WHAT TO DO:
**1.** According to the article on International Thriller Writers below, who founded the organization?
**2.** Extend the article on International Thriller Writers below, not the material, starting after its final sentence.

## START TEXT SHOWN

International Thriller Writers
- Formation: October 9, 2004; 21 years ago
- Founder: Gayle Lynds, David Morrell
- Founded at: Toronto, Ontario, Canada
- Type: Writer's organization
- Legal status: Active
- Website: internationalthrillerwriters.com

= International Thriller Writers =

Honorary society of thrillers authors

International Thriller Writers (ITW), was founded October 9, 2004, at Bouchercon XXXV, the "World Mystery and Suspense Conference", in Toronto, Ontario, Canada. Six months later, some 150 authors with more than one billion books sold worldwide had joined the organization as founding members. As of October 5, 2014, the organization's website said it had more than 3,100 members in 28 countries.

== History ==
On October 9, 2004, at Bouchercon XXXV, the "World Mystery and Suspense Conference", in Toronto, Ontario, Canada, International Thriller Writers was founded. The organization was founded by Gayle Lynds and David Morrell and they became the organization's first co-presidents.

== Notable members / alumni ==

Notable members of International Thriller Writers include the following.

## END TEXT SHOWN
## START ITEMS

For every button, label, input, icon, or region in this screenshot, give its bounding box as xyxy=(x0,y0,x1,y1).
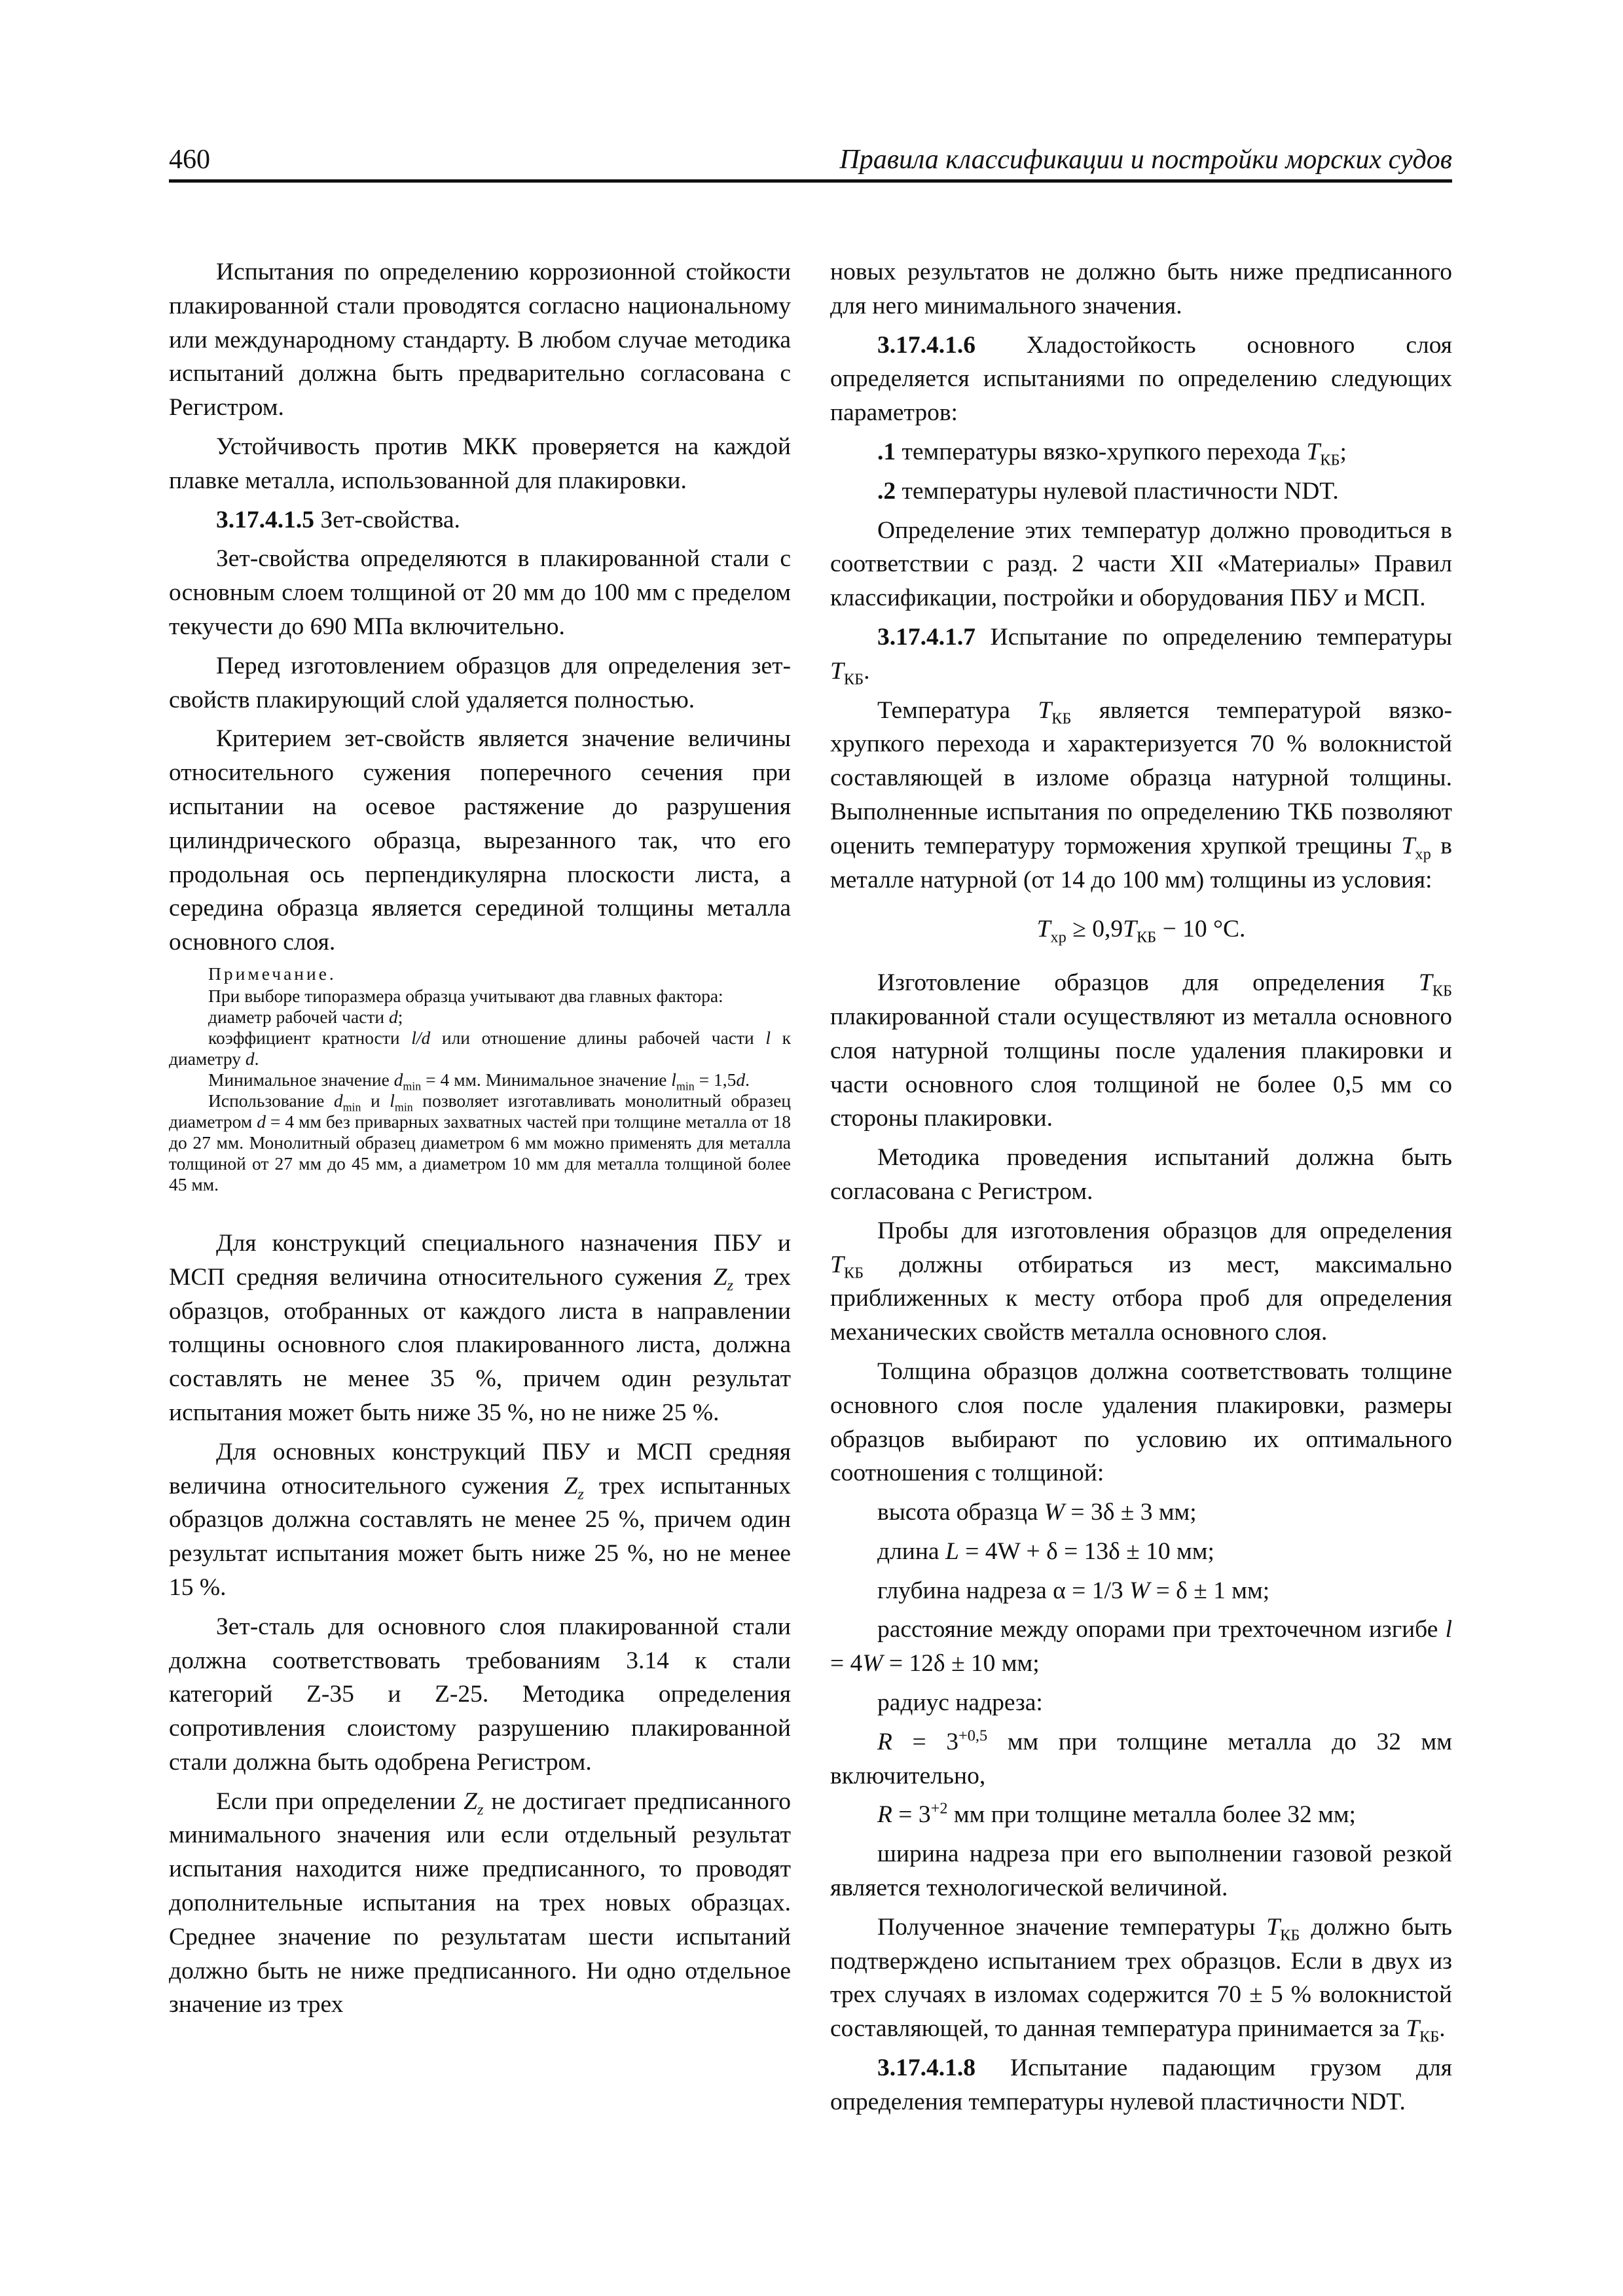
paragraph: Если при определении $Z_z$ не достигает предписанного минимального значения или если отдельный результат испытания находится ниже предписанного, то проводят дополнительные испытания на трех новых образцах. Среднее значение по результатам шести испытаний должно быть не ниже предписанного. Ни одно отдельное значение из трех xyxy=(169,1787,791,2018)
paragraph: Устойчивость против МКК проверяется на каждой плавке металла, использованной для плакировки. xyxy=(169,433,791,494)
formula: $T_{хр} \ge 0,9T_{КБ} - 10$ °C. xyxy=(1036,916,1246,946)
paragraph: Критерием зет-свойств является значение величины относительного сужения поперечного сечения при испытании на осевое растяжение до разрушения цилиндрического образца, вырезанного так, что его продольная ось перпендикулярна плоскости листа, а середина образца является серединой толщины металла основного слоя. xyxy=(169,725,791,956)
dimension-line: ширина надреза при его выполнении газовой резкой является технологической величиной. xyxy=(830,1840,1452,1902)
note-line: диаметр рабочей части d; xyxy=(208,1006,403,1027)
paragraph: Зет-сталь для основного слоя плакированной стали должна соответствовать требованиям 3.14 к стали категорий Z-35 и Z-25. Методика определения сопротивления слоистому разрушению плакированной стали должна быть одобрена Регистром. xyxy=(169,1613,791,1776)
page-number: 460 xyxy=(169,145,210,175)
list-item: .2 температуры нулевой пластичности NDT. xyxy=(877,477,1339,505)
header-rule xyxy=(169,179,1452,183)
section-number: 3.17.4.1.5 xyxy=(216,506,314,533)
note-line: коэффициент кратности l/d или отношение длины рабочей части l к диаметру d. xyxy=(169,1027,791,1069)
note-title: Примечание. xyxy=(208,963,337,984)
paragraph: Толщина образцов должна соответствовать толщине основного слоя после удаления плакировки, размеры образцов выбирают по условию их оптимального соотношения с толщиной: xyxy=(830,1357,1452,1487)
running-title: Правила классификации и постройки морских судов xyxy=(839,145,1452,175)
dimension-line: длина L = 4W + δ = 13δ ± 10 мм; xyxy=(877,1537,1214,1565)
paragraph: Температура $T_{КБ}$ является температурой вязко-хрупкого перехода и характеризуется 70 % волокнистой составляющей в изломе образца натурной толщины. Выполненные испытания по определению ТКБ позволяют оценить температуру торможения хрупкой трещины $T_{хр}$ в металле натурной (от 14 до 100 мм) толщины из условия: xyxy=(830,696,1452,893)
dimension-line: $R = 3^{+0,5}$ мм при толщине металла до 32 мм включительно, xyxy=(830,1727,1452,1789)
dimension-line: радиус надреза: xyxy=(877,1689,1043,1717)
dimension-line: глубина надреза α = 1/3 W = δ ± 1 мм; xyxy=(877,1577,1270,1604)
paragraph: Перед изготовлением образцов для определения зет-свойств плакирующий слой удаляется полностью. xyxy=(169,652,791,713)
note-line: Минимальное значение $d_{min} = 4$ мм. Минимальное значение $l_{min} = 1,5d$. xyxy=(208,1069,750,1093)
section-title: Зет-свойства. xyxy=(314,506,460,533)
dimension-line: $R = 3^{+2}$ мм при толщине металла более 32 мм; xyxy=(877,1799,1356,1829)
note-block xyxy=(169,963,791,1195)
paragraph: Пробы для изготовления образцов для определения $T_{КБ}$ должны отбираться из мест, максимально приближенных к месту отбора проб для определения механических свойств металла основного слоя. xyxy=(830,1217,1452,1346)
dimension-line: расстояние между опорами при трехточечном изгибе l = 4W = 12δ ± 10 мм; xyxy=(830,1616,1452,1677)
list-item: .1 температуры вязко-хрупкого перехода $T_{КБ}$; xyxy=(877,438,1347,469)
page-header xyxy=(169,137,1452,183)
paragraph: Для конструкций специального назначения ПБУ и МСП средняя величина относительного сужения $Z_z$ трех образцов, отобранных от каждого листа в направлении толщины основного слоя плакированного листа, должна составлять не менее 35 %, причем один результат испытания может быть ниже 35 %, но не ниже 25 %. xyxy=(169,1229,791,1426)
right-column xyxy=(830,255,1452,2125)
paragraph: Зет-свойства определяются в плакированной стали с основным слоем толщиной от 20 мм до 100 мм с пределом текучести до 690 МПа включительно. xyxy=(169,545,791,640)
paragraph: Определение этих температур должно проводиться в соответствии с разд. 2 части XII «Материалы» Правил классификации, постройки и оборудования ПБУ и МСП. xyxy=(830,516,1452,612)
note-line: При выборе типоразмера образца учитывают два главных фактора: xyxy=(208,985,723,1006)
paragraph: Полученное значение температуры $T_{КБ}$ должно быть подтверждено испытанием трех образцов. Если в двух из трех случаях в изломах содержится 70 ± 5 % волокнистой составляющей, то данная температура принимается за $T_{КБ}$. xyxy=(830,1913,1453,2046)
paragraph: Методика проведения испытаний должна быть согласована с Регистром. xyxy=(830,1144,1452,1205)
paragraph: новых результатов не должно быть ниже предписанного для него минимального значения. xyxy=(830,259,1452,319)
section-heading-3-17-4-1-8: 3.17.4.1.8 Испытание падающим грузом для определения температуры нулевой пластичности NDT. xyxy=(830,2054,1452,2115)
section-heading-3-17-4-1-5 xyxy=(169,503,791,537)
dimension-line: высота образца W = 3δ ± 3 мм; xyxy=(877,1499,1197,1526)
paragraph: Изготовление образцов для определения $T_{КБ}$ плакированной стали осуществляют из металла основного слоя натурной толщины после удаления плакировки и части основного слоя толщиной не более 0,5 мм со стороны плакировки. xyxy=(830,969,1452,1132)
section-heading-3-17-4-1-6: 3.17.4.1.6 Хладостойкость основного слоя определяется испытаниями по определению следующих параметров: xyxy=(830,331,1452,427)
paragraph: Для основных конструкций ПБУ и МСП средняя величина относительного сужения $Z_z$ трех испытанных образцов должна составлять не менее 25 %, причем один результат испытания может быть ниже 25 %, но не менее 15 %. xyxy=(169,1438,791,1601)
section-heading-3-17-4-1-7: 3.17.4.1.7 Испытание по определению температуры $T_{КБ}$. xyxy=(830,623,1452,689)
paragraph: Испытания по определению коррозионной стойкости плакированной стали проводятся согласно национальному или международному стандарту. В любом случае методика испытаний должна быть предварительно согласована с Регистром. xyxy=(169,259,791,422)
note-line: Использование $d_{min}$ и $l_{min}$ позволяет изготавливать монолитный образец диаметром d = 4 мм без приварных захватных частей при толщине металла от 18 до 27 мм. Монолитный образец диаметром 6 мм можно применять для металла толщиной от 27 мм до 45 мм, а диаметром 10 мм для металла толщиной более 45 мм. xyxy=(169,1090,792,1194)
left-column xyxy=(169,255,791,2027)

## END ITEMS

TASK-BY-TASK ANSWERS:
**1.** Gayle Lynds and David Morrell

**2.**
- David Baldacci
- Steve Berry
- Dale Brown
- Sandra Brown
- S.A. Cosby
- Lisa Gardner
- Brian Garfield
- David Liss
- Lee Child
- Lincoln Child
- Clive Cussler
- David Dun
- Joseph Finder
- Tess Gerritsen
- Raelynn Hillhouse
- Gregg Hurwitz
- Faye Kellerman
- Jonathan Kellerman
- John Lescroart
- Katherine Neville
- Ridley Pearson
- Kira Peikoff
- Douglas Preston
- M. J. Rose
- R. L. Stine
- M. Diane Vogt
- Stuart Woods

==Events and awards==
This is the first professional organization for thriller authors. The first thriller festival (ThrillerFest) for readers was held in June 2006 in Scottsdale, Arizona, at which the International Thriller Writers Awards for outstanding work in the field were announced.

Other events and programs include:
- Debut Authors Program
- Online Thriller School
- The Big Thrill online magazine
- Write2Thrill.org knowledge portal (upcoming)
- ITW Town Halls - video seminars
- Operation Thriller - USO tour

==Publications==

===Thriller series===
James Patterson edited the first anthology of all-original thriller short stories, titled Thriller: Stories to Keep You Up All Night, released in June 2006 by Mira.

Clive Cussler edited the second, titled Thriller 2: Stories You Just Can't Put Down, released May 26, 2009 by Mira.

Sandra Brown edited the third, titled Thriller 3: Love Is Murder, released May 29, 2012 by Mira.

===Watchlist series===
Jeffery Deaver (2008). "The Chopin Manuscript: A Serial Thriller" Originally broadcast weekly on Audible.com (25 September 2007 to 13 November 2007), as a 17-part serial. It is now available in other formats than audiobook.

Jeffery Deaver (2009). "The Copper Bracelet" The sequel to The Chopin Manuscript.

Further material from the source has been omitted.